Part of a data file
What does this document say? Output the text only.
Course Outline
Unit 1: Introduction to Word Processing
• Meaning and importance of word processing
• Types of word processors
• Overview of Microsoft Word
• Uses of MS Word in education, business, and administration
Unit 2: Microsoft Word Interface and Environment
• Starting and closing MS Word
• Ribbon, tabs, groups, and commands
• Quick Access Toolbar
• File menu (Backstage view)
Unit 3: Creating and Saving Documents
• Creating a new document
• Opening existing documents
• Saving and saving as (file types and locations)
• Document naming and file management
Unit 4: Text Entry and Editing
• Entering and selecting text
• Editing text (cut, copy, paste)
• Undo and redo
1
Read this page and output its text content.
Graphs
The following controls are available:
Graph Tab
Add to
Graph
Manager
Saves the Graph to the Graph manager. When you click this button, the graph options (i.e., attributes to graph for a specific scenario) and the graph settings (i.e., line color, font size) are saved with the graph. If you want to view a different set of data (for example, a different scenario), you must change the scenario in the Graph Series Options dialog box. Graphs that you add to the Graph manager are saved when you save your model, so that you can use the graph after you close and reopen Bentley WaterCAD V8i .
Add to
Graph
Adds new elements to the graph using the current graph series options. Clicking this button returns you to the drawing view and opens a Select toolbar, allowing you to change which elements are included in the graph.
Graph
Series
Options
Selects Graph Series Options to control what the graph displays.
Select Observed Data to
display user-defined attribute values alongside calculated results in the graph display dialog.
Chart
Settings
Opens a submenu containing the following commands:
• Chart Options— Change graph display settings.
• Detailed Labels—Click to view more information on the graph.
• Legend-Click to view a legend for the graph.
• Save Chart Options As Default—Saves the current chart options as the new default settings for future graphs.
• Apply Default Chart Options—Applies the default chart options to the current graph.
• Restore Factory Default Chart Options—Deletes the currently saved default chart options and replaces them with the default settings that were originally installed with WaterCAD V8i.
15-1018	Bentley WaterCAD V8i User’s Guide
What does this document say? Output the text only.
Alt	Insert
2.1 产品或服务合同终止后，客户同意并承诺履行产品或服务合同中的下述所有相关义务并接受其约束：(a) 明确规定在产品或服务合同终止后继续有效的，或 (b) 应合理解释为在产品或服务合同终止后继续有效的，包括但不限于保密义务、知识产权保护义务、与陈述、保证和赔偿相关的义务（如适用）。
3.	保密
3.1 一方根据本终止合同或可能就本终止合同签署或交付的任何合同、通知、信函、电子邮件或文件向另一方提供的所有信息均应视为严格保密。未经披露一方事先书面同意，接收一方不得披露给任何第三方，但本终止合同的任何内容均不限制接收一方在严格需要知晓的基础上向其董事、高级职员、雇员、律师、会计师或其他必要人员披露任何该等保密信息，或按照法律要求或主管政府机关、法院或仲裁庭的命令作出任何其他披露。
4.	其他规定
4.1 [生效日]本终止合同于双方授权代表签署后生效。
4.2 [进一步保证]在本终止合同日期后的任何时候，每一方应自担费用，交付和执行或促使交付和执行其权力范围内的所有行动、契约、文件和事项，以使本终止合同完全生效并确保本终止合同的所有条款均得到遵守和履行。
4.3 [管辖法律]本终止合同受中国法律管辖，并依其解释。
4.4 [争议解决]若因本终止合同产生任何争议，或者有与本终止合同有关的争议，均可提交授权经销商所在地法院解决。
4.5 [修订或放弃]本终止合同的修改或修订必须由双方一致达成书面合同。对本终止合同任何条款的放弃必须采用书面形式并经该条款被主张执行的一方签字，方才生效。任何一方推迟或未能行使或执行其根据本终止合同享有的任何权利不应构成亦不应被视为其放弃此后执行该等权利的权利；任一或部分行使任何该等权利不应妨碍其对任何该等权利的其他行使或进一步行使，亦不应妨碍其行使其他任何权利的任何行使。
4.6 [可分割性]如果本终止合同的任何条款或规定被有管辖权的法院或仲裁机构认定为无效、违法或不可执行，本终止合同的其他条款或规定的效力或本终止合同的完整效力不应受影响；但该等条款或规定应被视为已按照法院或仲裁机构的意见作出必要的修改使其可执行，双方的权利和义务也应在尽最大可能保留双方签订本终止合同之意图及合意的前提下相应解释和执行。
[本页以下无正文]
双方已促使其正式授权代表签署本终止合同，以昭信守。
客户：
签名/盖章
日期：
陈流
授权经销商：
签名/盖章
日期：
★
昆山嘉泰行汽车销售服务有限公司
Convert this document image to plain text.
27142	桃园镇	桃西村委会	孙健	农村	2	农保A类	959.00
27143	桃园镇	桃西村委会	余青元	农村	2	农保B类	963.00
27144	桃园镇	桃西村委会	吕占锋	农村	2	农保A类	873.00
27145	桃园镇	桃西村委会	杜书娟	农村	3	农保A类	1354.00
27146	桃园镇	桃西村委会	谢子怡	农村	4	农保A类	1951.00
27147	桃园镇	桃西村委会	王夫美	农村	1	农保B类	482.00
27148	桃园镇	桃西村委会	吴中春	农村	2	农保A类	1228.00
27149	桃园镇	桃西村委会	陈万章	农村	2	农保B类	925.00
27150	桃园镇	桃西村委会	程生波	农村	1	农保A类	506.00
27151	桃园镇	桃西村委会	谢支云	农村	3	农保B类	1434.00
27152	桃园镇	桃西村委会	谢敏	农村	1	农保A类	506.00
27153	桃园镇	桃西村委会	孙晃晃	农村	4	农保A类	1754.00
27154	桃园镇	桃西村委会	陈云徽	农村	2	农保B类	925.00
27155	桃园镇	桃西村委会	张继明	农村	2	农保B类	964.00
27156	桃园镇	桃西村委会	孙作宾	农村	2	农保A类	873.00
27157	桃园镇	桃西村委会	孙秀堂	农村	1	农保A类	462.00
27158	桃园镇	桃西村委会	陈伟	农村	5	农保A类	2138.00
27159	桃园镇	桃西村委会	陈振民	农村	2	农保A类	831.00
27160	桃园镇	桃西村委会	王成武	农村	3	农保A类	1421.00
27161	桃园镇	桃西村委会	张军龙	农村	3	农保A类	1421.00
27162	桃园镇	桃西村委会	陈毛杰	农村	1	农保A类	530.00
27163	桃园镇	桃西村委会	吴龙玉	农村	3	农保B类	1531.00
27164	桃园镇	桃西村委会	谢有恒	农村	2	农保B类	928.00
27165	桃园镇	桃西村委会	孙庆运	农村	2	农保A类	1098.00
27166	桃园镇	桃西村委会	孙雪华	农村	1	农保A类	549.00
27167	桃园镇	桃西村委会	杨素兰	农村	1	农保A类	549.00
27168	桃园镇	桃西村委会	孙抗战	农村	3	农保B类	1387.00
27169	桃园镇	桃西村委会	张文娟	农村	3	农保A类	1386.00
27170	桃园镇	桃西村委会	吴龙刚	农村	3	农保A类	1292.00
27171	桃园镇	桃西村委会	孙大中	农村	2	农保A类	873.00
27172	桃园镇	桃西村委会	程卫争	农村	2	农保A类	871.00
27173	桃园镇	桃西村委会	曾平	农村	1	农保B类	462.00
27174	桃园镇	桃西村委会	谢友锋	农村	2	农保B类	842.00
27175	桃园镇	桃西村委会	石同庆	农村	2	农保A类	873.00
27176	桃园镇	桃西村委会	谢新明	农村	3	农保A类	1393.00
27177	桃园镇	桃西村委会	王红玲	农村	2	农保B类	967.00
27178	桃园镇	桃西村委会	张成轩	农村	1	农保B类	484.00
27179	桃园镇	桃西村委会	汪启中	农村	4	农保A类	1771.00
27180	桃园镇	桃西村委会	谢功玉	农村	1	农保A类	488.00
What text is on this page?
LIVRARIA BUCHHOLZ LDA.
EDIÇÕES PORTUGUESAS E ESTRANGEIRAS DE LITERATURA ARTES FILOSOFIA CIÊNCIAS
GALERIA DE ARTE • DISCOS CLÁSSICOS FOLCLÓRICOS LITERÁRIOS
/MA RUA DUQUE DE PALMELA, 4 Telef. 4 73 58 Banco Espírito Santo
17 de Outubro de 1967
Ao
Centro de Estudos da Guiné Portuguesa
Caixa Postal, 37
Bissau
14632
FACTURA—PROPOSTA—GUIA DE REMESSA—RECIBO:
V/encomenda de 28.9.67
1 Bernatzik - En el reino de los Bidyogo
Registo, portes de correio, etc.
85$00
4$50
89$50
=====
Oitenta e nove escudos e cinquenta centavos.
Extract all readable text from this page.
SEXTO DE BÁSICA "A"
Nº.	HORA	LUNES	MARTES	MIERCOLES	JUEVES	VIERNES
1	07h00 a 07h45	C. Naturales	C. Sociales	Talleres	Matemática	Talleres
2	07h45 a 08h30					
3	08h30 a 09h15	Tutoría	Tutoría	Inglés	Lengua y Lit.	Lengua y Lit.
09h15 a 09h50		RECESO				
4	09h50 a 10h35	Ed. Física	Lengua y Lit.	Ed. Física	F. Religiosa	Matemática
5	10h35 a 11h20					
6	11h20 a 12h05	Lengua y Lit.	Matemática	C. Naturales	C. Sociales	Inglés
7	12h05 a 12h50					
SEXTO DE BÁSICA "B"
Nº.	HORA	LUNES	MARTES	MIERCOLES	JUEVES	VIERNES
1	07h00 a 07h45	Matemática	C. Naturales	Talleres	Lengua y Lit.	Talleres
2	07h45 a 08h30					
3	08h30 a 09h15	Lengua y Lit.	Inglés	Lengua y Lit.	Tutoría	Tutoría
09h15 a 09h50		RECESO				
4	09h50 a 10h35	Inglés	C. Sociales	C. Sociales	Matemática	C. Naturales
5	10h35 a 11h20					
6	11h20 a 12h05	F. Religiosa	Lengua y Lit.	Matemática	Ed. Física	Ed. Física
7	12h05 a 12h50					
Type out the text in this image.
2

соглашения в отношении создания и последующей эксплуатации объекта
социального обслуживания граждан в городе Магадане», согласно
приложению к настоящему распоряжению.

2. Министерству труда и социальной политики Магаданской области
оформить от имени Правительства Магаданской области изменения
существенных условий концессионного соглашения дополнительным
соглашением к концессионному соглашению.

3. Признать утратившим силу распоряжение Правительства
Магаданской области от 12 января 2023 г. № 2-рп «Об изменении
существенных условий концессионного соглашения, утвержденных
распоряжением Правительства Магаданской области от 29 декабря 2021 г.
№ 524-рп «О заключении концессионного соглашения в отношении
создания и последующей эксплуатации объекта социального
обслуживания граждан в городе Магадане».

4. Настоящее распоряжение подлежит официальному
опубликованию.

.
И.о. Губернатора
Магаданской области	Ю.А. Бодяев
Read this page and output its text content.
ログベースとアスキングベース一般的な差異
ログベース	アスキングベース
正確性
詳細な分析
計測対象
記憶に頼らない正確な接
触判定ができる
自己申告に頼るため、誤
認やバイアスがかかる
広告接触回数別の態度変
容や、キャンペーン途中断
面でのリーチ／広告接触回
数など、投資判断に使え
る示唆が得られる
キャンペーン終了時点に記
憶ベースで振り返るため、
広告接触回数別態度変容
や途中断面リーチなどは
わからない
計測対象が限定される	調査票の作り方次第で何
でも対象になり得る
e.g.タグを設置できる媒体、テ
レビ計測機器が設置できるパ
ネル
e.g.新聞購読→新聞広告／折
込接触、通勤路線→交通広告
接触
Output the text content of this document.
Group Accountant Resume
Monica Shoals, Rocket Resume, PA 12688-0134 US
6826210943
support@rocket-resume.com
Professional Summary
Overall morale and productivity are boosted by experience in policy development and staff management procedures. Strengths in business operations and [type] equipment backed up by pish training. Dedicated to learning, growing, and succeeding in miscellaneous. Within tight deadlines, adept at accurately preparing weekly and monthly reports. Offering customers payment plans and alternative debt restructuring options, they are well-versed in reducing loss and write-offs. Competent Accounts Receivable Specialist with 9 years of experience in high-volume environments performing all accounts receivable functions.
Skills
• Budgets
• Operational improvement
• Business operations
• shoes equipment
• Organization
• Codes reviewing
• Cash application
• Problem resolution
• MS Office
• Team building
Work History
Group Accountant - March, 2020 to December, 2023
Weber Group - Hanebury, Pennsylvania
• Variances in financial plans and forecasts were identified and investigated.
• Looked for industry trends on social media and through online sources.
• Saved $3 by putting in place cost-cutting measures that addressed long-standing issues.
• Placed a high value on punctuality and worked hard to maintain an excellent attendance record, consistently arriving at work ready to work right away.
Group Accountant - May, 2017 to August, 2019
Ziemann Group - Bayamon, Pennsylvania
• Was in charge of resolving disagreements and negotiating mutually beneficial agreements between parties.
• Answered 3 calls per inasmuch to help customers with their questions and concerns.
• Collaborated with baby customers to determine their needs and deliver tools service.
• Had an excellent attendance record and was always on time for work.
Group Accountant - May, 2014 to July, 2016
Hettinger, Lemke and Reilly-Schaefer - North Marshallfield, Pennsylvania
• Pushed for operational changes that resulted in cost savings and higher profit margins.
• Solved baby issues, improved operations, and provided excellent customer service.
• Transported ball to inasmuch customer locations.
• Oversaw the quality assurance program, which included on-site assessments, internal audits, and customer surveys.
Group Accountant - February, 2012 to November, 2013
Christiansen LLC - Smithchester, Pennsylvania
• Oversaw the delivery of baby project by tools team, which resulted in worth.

### Goal:
Only lines with "Pennsylvania" are wanted here; list each of them.

### Correct result:
Weber Group - Hanebury, Pennsylvania
Ziemann Group - Bayamon, Pennsylvania
Hettinger, Lemke and Reilly-Schaefer - North Marshallfield, Pennsylvania
Christiansen LLC - Smithchester, Pennsylvania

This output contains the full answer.